### AIM OF THE TASK
Show every line below where "Ajouter" can be found.

[start INFORMATION SUPPLIED]

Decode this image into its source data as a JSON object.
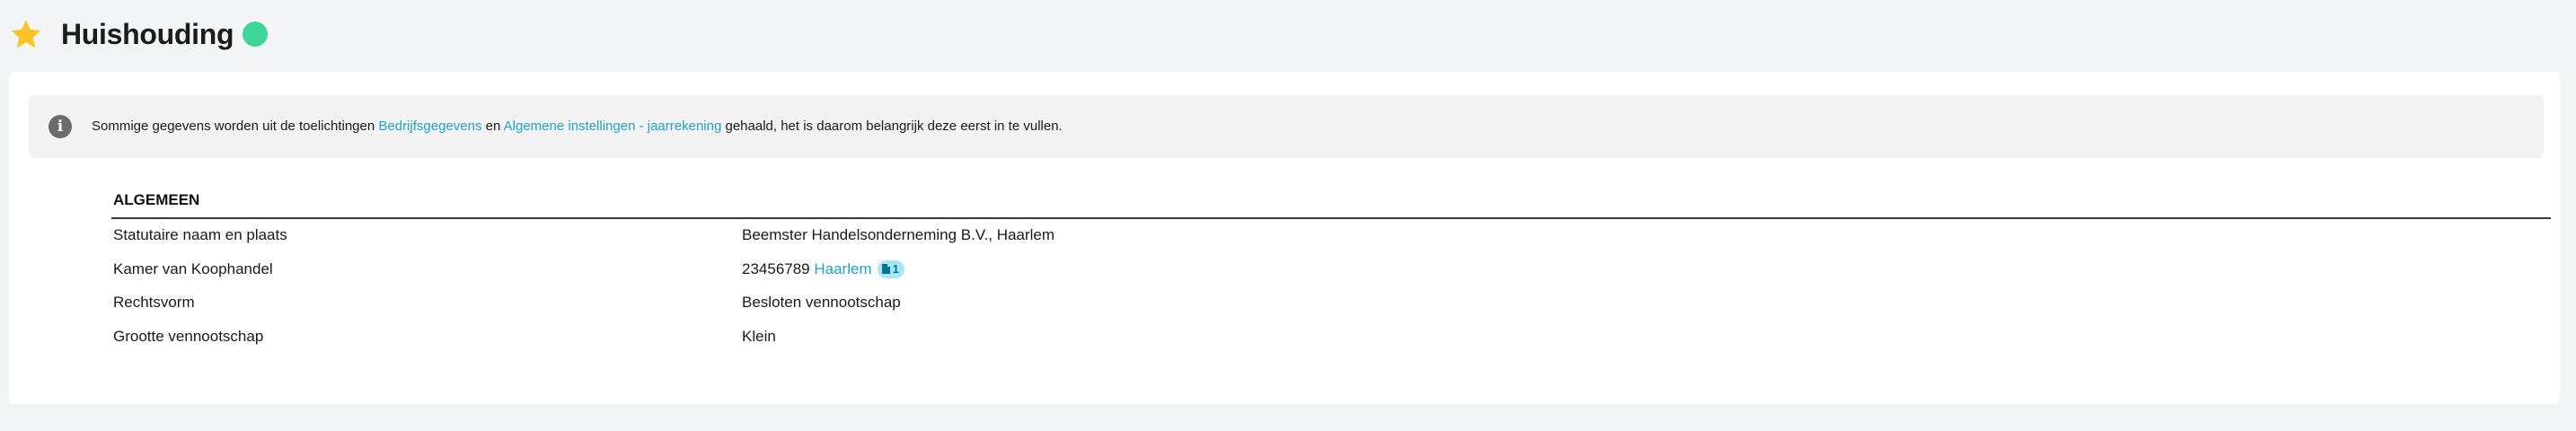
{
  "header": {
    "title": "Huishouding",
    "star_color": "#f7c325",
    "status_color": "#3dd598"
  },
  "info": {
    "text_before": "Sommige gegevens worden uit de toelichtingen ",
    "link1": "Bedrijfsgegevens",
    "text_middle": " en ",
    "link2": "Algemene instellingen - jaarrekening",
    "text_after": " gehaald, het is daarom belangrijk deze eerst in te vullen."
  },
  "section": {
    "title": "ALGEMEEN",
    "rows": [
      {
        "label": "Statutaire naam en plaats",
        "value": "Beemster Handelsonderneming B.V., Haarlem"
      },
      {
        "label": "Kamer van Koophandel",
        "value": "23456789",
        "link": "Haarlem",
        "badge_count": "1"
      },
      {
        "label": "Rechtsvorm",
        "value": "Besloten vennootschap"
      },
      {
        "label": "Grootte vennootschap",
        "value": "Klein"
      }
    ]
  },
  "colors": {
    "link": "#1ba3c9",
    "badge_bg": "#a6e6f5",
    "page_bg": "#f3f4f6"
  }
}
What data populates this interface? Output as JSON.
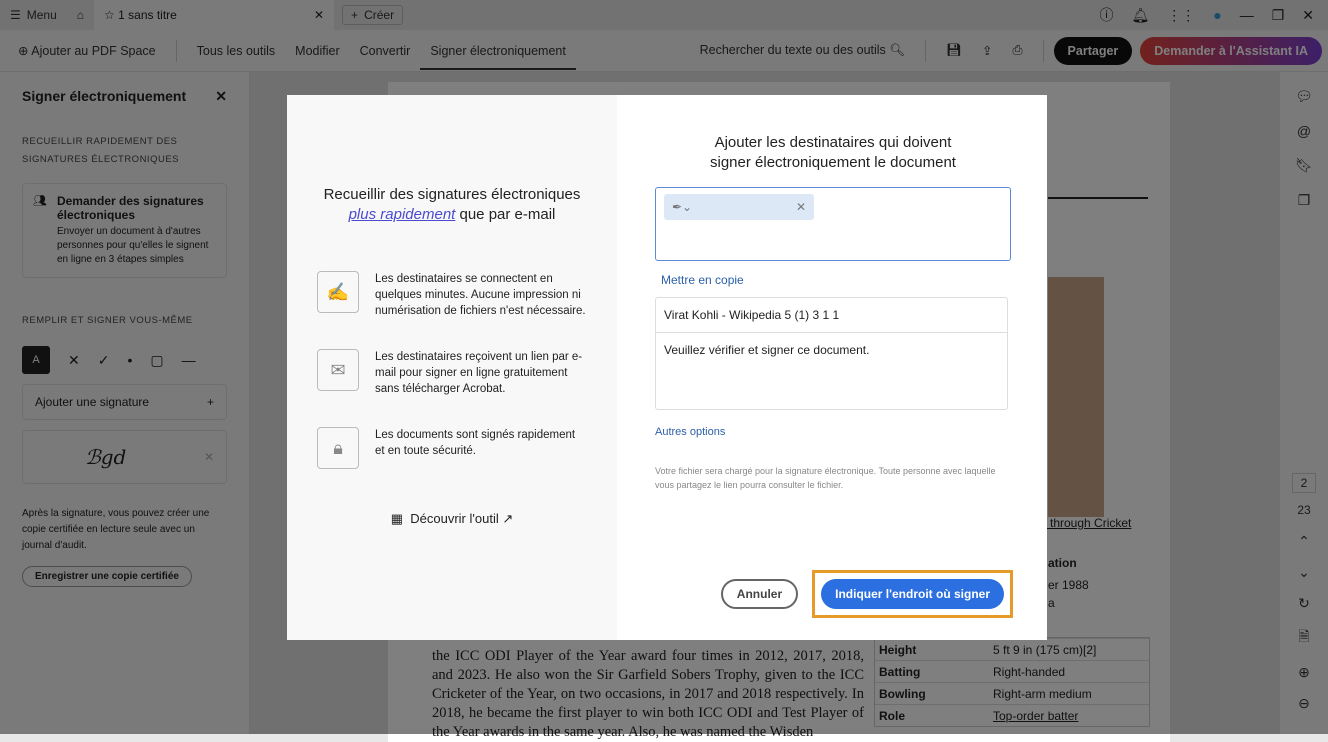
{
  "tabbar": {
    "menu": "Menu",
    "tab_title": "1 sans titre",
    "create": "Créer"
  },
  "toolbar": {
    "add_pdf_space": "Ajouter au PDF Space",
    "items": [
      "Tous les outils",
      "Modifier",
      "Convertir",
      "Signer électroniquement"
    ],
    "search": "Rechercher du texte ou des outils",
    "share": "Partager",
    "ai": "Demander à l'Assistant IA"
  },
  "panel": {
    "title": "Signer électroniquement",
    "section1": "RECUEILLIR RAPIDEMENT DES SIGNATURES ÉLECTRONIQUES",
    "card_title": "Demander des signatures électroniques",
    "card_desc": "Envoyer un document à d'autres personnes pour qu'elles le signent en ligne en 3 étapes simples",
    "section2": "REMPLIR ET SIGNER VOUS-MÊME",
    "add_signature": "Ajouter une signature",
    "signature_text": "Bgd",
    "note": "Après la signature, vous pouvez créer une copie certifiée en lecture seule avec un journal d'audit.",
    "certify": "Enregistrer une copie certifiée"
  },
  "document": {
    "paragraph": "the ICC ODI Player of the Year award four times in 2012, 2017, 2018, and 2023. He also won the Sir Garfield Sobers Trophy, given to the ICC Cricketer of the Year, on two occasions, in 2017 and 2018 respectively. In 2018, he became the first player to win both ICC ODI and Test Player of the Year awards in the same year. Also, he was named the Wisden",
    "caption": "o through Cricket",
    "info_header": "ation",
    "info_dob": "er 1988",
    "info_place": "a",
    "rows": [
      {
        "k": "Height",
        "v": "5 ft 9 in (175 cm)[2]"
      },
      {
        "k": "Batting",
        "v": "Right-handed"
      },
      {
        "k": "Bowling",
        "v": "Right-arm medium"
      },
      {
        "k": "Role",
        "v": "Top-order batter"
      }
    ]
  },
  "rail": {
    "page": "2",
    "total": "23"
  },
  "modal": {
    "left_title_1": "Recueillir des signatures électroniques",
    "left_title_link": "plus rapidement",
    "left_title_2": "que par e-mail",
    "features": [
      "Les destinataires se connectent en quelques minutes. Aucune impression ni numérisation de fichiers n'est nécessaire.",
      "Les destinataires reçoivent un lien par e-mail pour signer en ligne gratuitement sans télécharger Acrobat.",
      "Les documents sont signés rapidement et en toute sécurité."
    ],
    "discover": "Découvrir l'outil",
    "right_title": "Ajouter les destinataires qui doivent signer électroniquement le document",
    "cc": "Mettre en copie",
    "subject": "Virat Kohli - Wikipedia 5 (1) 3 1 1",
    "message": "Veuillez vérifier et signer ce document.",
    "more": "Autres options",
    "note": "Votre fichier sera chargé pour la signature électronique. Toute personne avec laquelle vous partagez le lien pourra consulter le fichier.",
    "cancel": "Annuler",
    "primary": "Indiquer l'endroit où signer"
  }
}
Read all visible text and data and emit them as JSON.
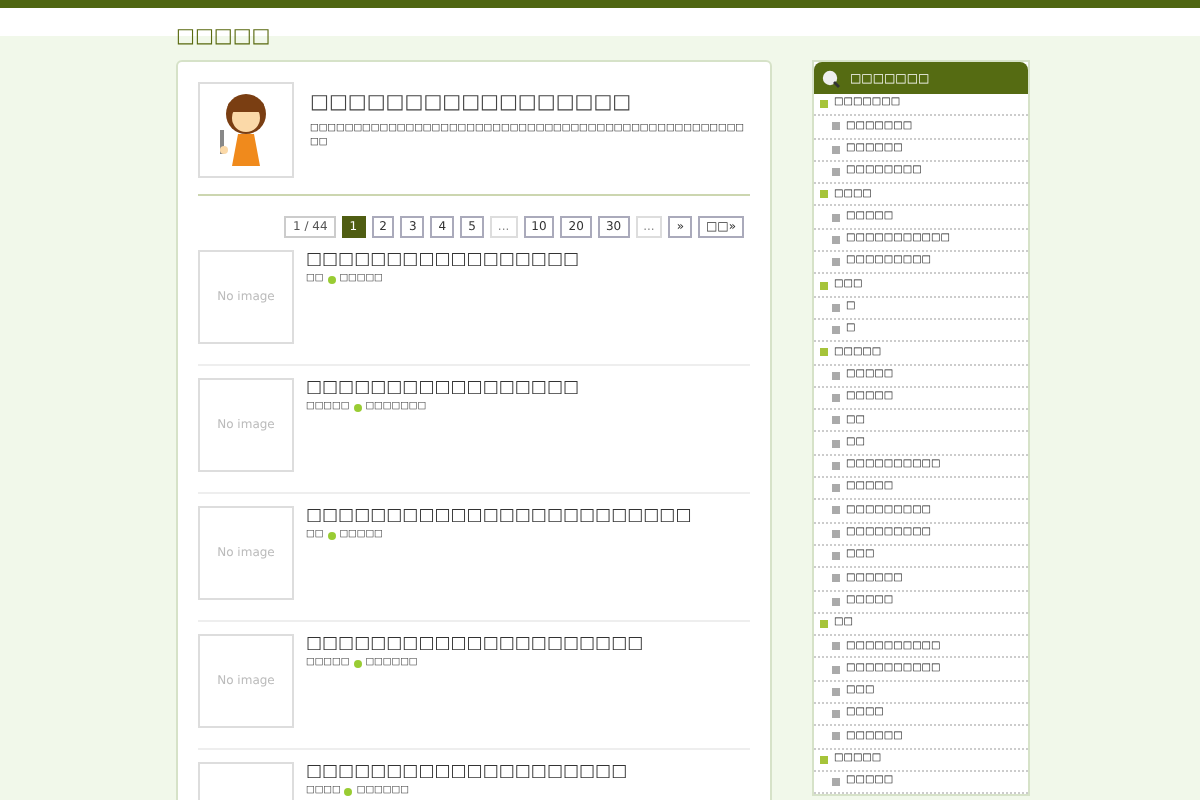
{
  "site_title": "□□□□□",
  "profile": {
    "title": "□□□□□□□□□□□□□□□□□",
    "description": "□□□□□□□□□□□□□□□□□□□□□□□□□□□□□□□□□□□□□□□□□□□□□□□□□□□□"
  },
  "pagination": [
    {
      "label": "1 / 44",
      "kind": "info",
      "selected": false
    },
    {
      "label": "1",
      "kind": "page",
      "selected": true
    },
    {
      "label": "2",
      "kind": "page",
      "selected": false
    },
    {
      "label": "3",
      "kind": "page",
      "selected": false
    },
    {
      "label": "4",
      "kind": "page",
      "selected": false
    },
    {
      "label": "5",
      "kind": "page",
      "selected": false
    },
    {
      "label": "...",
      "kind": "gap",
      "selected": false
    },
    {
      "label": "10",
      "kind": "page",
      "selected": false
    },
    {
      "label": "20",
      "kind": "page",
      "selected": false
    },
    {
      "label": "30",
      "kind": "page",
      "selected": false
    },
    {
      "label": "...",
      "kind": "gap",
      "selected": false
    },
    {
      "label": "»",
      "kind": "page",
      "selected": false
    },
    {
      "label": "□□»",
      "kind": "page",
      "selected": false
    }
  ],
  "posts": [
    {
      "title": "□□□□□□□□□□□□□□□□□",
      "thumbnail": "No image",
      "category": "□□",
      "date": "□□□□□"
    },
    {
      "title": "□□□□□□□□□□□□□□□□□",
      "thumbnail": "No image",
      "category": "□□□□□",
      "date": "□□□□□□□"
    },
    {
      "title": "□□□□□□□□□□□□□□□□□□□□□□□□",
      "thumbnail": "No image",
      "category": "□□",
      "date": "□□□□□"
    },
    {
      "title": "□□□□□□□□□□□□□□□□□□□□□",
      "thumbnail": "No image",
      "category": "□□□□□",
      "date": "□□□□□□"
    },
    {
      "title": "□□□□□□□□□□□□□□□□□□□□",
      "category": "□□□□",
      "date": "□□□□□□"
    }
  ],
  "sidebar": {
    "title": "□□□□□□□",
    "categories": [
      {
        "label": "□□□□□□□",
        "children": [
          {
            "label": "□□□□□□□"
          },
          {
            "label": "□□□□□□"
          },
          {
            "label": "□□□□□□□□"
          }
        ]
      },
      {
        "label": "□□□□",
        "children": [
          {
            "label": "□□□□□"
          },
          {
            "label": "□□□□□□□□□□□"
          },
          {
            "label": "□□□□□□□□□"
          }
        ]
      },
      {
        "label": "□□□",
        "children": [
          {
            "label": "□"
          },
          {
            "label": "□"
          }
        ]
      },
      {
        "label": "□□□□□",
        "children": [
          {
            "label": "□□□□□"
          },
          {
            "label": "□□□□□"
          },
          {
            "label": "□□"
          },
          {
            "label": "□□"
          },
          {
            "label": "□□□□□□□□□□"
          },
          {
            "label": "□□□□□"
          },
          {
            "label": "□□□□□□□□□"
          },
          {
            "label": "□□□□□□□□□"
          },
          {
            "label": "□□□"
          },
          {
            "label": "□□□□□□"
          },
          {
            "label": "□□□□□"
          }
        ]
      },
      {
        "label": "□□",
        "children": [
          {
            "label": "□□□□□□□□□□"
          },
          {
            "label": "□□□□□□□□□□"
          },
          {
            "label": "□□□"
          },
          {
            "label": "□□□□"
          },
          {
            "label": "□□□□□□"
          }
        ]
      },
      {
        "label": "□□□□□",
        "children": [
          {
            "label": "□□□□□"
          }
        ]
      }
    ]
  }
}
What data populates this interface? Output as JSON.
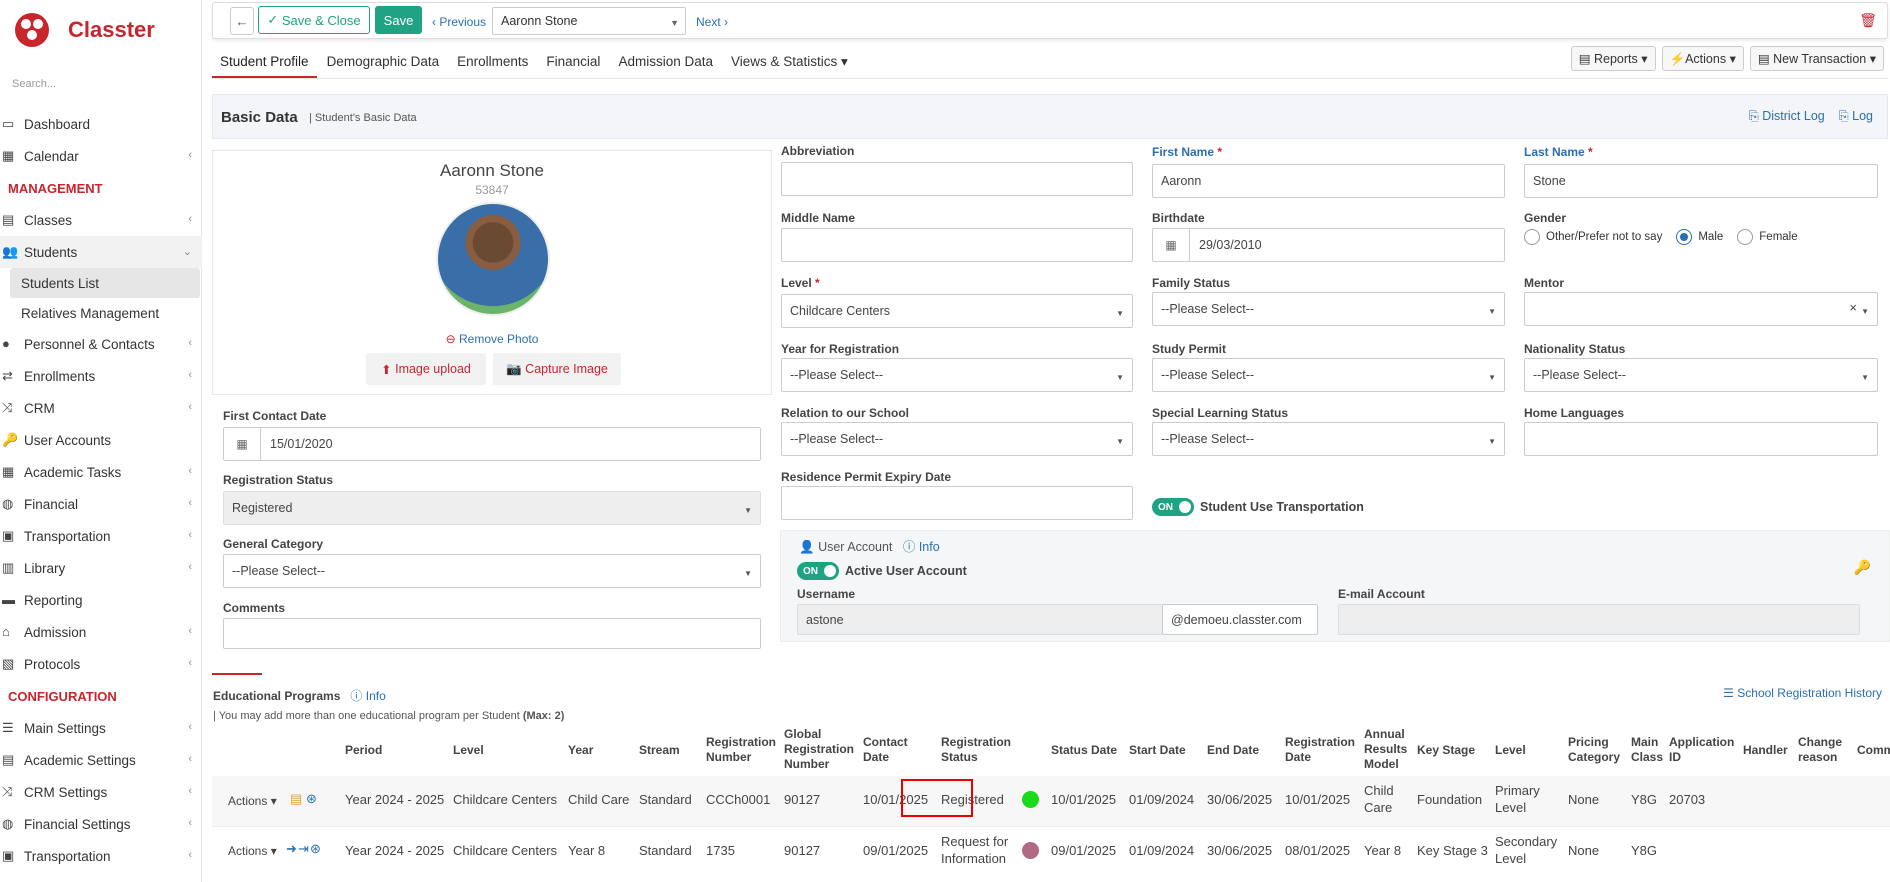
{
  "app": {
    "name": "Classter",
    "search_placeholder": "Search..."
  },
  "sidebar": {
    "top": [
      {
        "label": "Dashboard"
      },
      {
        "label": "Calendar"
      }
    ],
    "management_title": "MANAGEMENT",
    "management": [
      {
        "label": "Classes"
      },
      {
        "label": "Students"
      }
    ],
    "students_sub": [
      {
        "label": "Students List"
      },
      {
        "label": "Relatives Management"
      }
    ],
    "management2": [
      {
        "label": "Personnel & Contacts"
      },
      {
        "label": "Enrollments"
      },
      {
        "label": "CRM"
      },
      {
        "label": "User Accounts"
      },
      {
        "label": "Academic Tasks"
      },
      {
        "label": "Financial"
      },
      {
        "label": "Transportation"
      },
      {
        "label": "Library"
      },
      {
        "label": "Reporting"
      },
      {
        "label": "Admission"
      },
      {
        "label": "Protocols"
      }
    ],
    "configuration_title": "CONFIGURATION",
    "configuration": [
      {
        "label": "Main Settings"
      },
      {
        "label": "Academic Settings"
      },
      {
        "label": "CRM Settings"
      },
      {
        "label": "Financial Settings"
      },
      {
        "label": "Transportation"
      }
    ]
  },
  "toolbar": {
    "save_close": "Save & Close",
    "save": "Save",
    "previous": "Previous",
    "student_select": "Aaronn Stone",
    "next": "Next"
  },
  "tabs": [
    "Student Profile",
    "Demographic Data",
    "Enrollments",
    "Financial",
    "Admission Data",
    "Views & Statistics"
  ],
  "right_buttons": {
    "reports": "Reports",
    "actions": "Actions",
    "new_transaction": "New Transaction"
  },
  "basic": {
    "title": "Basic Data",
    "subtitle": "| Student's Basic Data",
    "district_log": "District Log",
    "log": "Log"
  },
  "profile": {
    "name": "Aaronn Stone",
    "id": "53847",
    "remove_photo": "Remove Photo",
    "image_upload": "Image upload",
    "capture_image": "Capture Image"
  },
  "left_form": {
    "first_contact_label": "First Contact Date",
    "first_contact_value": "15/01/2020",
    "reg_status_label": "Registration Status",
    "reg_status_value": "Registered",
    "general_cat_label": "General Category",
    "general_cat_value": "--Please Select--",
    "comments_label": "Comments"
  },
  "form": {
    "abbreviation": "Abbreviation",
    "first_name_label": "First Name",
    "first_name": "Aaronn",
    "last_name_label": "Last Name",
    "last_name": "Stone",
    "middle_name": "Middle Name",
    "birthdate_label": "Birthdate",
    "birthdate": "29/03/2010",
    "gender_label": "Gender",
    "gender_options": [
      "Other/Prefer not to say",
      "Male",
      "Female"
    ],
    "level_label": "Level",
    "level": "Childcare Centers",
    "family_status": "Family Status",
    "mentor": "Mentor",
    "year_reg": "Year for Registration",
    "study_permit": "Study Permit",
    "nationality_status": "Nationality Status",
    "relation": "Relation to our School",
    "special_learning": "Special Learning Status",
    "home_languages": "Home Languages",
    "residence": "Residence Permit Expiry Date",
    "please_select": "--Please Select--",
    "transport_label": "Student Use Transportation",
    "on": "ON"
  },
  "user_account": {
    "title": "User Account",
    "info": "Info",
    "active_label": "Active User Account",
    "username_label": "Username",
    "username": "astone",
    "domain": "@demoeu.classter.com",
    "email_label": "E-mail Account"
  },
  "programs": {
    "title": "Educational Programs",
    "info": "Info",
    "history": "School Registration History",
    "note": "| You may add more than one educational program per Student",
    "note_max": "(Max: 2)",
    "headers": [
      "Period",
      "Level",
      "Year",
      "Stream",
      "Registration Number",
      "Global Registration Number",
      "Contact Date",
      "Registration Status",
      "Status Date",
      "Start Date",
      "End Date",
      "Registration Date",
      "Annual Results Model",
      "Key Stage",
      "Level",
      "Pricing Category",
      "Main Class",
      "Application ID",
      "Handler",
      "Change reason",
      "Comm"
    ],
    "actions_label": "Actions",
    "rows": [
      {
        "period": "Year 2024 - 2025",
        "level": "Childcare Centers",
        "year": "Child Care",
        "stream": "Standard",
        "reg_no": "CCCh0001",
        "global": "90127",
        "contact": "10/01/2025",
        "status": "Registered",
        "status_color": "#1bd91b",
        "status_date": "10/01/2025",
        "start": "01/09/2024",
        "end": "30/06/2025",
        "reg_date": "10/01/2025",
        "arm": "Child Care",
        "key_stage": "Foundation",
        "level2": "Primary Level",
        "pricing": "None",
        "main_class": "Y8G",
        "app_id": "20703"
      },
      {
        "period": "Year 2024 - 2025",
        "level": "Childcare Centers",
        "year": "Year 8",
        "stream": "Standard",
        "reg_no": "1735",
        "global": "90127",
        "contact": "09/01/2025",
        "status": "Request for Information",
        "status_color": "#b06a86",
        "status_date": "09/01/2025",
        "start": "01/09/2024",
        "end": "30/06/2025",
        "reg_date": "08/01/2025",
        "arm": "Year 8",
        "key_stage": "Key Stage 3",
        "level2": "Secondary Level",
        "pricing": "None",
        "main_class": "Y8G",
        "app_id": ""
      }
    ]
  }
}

[end INFORMATION SUPPLIED]

### THE RESPONSE
    "add_pdf_space": "Ajouter au PDF Space",
    "add_signature": "Ajouter une signature",
    "right_title": "Ajouter les destinataires qui doivent signer électroniquement le document",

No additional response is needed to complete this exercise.